Please repeat the listing below, swapping every "FancyBboxPatch" for "RoundedRectangle" and keeping all else the same. Leave the pictures out of your answer.

### Data lines ###

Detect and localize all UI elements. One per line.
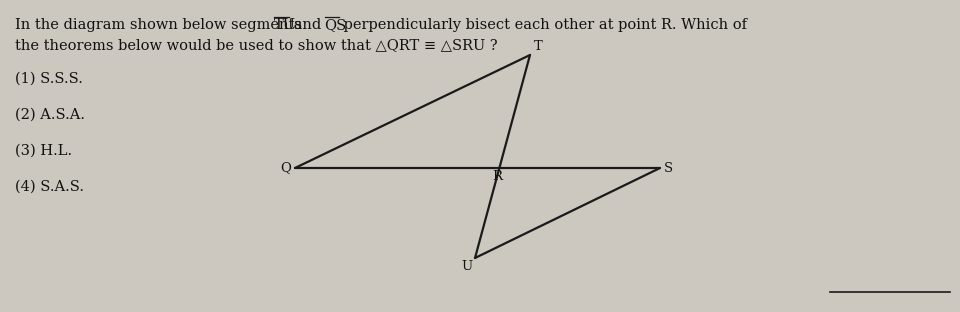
Text: (1) S.S.S.: (1) S.S.S. bbox=[15, 72, 83, 86]
Text: TU: TU bbox=[275, 18, 297, 32]
Text: S: S bbox=[664, 162, 673, 174]
Text: the theorems below would be used to show that △QRT ≡ △SRU ?: the theorems below would be used to show… bbox=[15, 38, 497, 52]
Text: R: R bbox=[492, 170, 502, 183]
Text: and: and bbox=[289, 18, 325, 32]
Text: In the diagram shown below segments: In the diagram shown below segments bbox=[15, 18, 306, 32]
Text: perpendicularly bisect each other at point R. Which of: perpendicularly bisect each other at poi… bbox=[339, 18, 747, 32]
Text: (3) H.L.: (3) H.L. bbox=[15, 144, 72, 158]
Text: (4) S.A.S.: (4) S.A.S. bbox=[15, 180, 84, 194]
Text: QS: QS bbox=[324, 18, 347, 32]
Text: U: U bbox=[462, 260, 473, 273]
Text: T: T bbox=[534, 40, 542, 53]
Text: Q: Q bbox=[280, 162, 291, 174]
Text: (2) A.S.A.: (2) A.S.A. bbox=[15, 108, 85, 122]
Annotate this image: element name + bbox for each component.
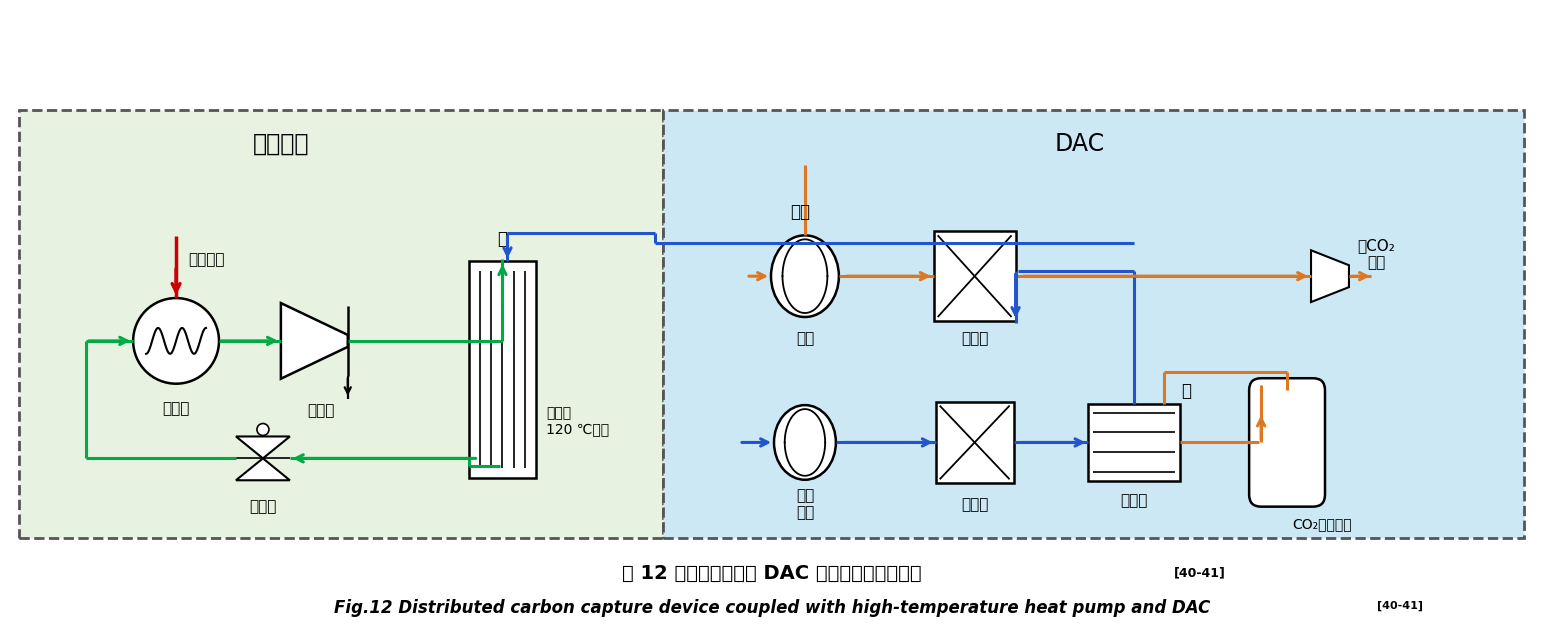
Ellipse shape bbox=[772, 235, 839, 317]
Polygon shape bbox=[1312, 251, 1349, 302]
Text: [40-41]: [40-41] bbox=[1174, 567, 1227, 580]
Text: 无CO₂
空气: 无CO₂ 空气 bbox=[1356, 238, 1395, 271]
Text: 再生
风机: 再生 风机 bbox=[796, 488, 815, 521]
FancyBboxPatch shape bbox=[1250, 378, 1325, 507]
Text: 冷凝器
120 ℃蒸汽: 冷凝器 120 ℃蒸汽 bbox=[546, 406, 609, 437]
Text: CO₂收集装置: CO₂收集装置 bbox=[1291, 517, 1352, 531]
Polygon shape bbox=[281, 303, 347, 379]
Text: 工业余热: 工业余热 bbox=[188, 252, 225, 267]
Circle shape bbox=[258, 423, 268, 435]
FancyBboxPatch shape bbox=[469, 261, 537, 478]
Text: 水: 水 bbox=[497, 230, 508, 249]
Polygon shape bbox=[236, 437, 290, 458]
Text: 空气: 空气 bbox=[790, 203, 810, 221]
Circle shape bbox=[133, 298, 219, 384]
Polygon shape bbox=[236, 458, 290, 480]
FancyBboxPatch shape bbox=[663, 110, 1523, 538]
FancyBboxPatch shape bbox=[1088, 404, 1180, 481]
Text: 冷凝器: 冷凝器 bbox=[1120, 493, 1148, 508]
Ellipse shape bbox=[775, 405, 836, 480]
Text: 风机: 风机 bbox=[796, 331, 815, 346]
Text: 压缩机: 压缩机 bbox=[307, 403, 335, 418]
Text: 脱附塔: 脱附塔 bbox=[961, 331, 989, 346]
Text: [40-41]: [40-41] bbox=[1376, 601, 1423, 611]
Text: DAC: DAC bbox=[1054, 132, 1105, 156]
Text: 蒸发器: 蒸发器 bbox=[162, 401, 190, 416]
FancyBboxPatch shape bbox=[934, 232, 1015, 321]
Text: 膨胀阀: 膨胀阀 bbox=[250, 498, 276, 514]
Text: 图 12 耦合高温热泵与 DAC 的分布式碳捕集装置: 图 12 耦合高温热泵与 DAC 的分布式碳捕集装置 bbox=[622, 564, 921, 583]
Text: 水: 水 bbox=[1182, 382, 1191, 399]
Text: 余热热泵: 余热热泵 bbox=[253, 132, 309, 156]
Text: Fig.12 Distributed carbon capture device coupled with high-temperature heat pump: Fig.12 Distributed carbon capture device… bbox=[333, 599, 1210, 616]
Text: 吸附塔: 吸附塔 bbox=[961, 497, 989, 512]
FancyBboxPatch shape bbox=[20, 110, 663, 538]
FancyBboxPatch shape bbox=[935, 401, 1014, 483]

###

- [Completed exercise]
Detect and localize all UI elements. One per line.
Text: (1) S.S.S.: (1) S.S.S. bbox=[15, 72, 83, 86]
Text: TU: TU bbox=[275, 18, 297, 32]
Text: S: S bbox=[664, 162, 673, 174]
Text: the theorems below would be used to show that △QRT ≡ △SRU ?: the theorems below would be used to show… bbox=[15, 38, 497, 52]
Text: R: R bbox=[492, 170, 502, 183]
Text: and: and bbox=[289, 18, 325, 32]
Text: In the diagram shown below segments: In the diagram shown below segments bbox=[15, 18, 306, 32]
Text: perpendicularly bisect each other at point R. Which of: perpendicularly bisect each other at poi… bbox=[339, 18, 747, 32]
Text: (3) H.L.: (3) H.L. bbox=[15, 144, 72, 158]
Text: (4) S.A.S.: (4) S.A.S. bbox=[15, 180, 84, 194]
Text: QS: QS bbox=[324, 18, 347, 32]
Text: U: U bbox=[462, 260, 473, 273]
Text: T: T bbox=[534, 40, 542, 53]
Text: Q: Q bbox=[280, 162, 291, 174]
Text: (2) A.S.A.: (2) A.S.A. bbox=[15, 108, 85, 122]
Annotate this image: element name + bbox for each component.
Ellipse shape bbox=[772, 235, 839, 317]
Polygon shape bbox=[1312, 251, 1349, 302]
Text: [40-41]: [40-41] bbox=[1174, 567, 1227, 580]
Text: 无CO₂
空气: 无CO₂ 空气 bbox=[1356, 238, 1395, 271]
Text: 再生
风机: 再生 风机 bbox=[796, 488, 815, 521]
RoundedRectangle shape bbox=[1250, 378, 1325, 507]
Text: 冷凝器
120 ℃蒸汽: 冷凝器 120 ℃蒸汽 bbox=[546, 406, 609, 437]
Text: CO₂收集装置: CO₂收集装置 bbox=[1291, 517, 1352, 531]
Polygon shape bbox=[281, 303, 347, 379]
Text: 工业余热: 工业余热 bbox=[188, 252, 225, 267]
Circle shape bbox=[258, 423, 268, 435]
RoundedRectangle shape bbox=[469, 261, 537, 478]
Text: 水: 水 bbox=[497, 230, 508, 249]
Polygon shape bbox=[236, 437, 290, 458]
Text: 空气: 空气 bbox=[790, 203, 810, 221]
Circle shape bbox=[133, 298, 219, 384]
Polygon shape bbox=[236, 458, 290, 480]
RoundedRectangle shape bbox=[663, 110, 1523, 538]
RoundedRectangle shape bbox=[1088, 404, 1180, 481]
Text: 冷凝器: 冷凝器 bbox=[1120, 493, 1148, 508]
Ellipse shape bbox=[775, 405, 836, 480]
Text: 风机: 风机 bbox=[796, 331, 815, 346]
Text: 压缩机: 压缩机 bbox=[307, 403, 335, 418]
Text: 脱附塔: 脱附塔 bbox=[961, 331, 989, 346]
Text: [40-41]: [40-41] bbox=[1376, 601, 1423, 611]
Text: DAC: DAC bbox=[1054, 132, 1105, 156]
Text: 蒸发器: 蒸发器 bbox=[162, 401, 190, 416]
RoundedRectangle shape bbox=[934, 232, 1015, 321]
Text: 膨胀阀: 膨胀阀 bbox=[250, 498, 276, 514]
Text: 图 12 耦合高温热泵与 DAC 的分布式碳捕集装置: 图 12 耦合高温热泵与 DAC 的分布式碳捕集装置 bbox=[622, 564, 921, 583]
Text: 水: 水 bbox=[1182, 382, 1191, 399]
Text: 余热热泵: 余热热泵 bbox=[253, 132, 309, 156]
Text: Fig.12 Distributed carbon capture device coupled with high-temperature heat pump: Fig.12 Distributed carbon capture device… bbox=[333, 599, 1210, 616]
Text: 吸附塔: 吸附塔 bbox=[961, 497, 989, 512]
RoundedRectangle shape bbox=[20, 110, 663, 538]
RoundedRectangle shape bbox=[935, 401, 1014, 483]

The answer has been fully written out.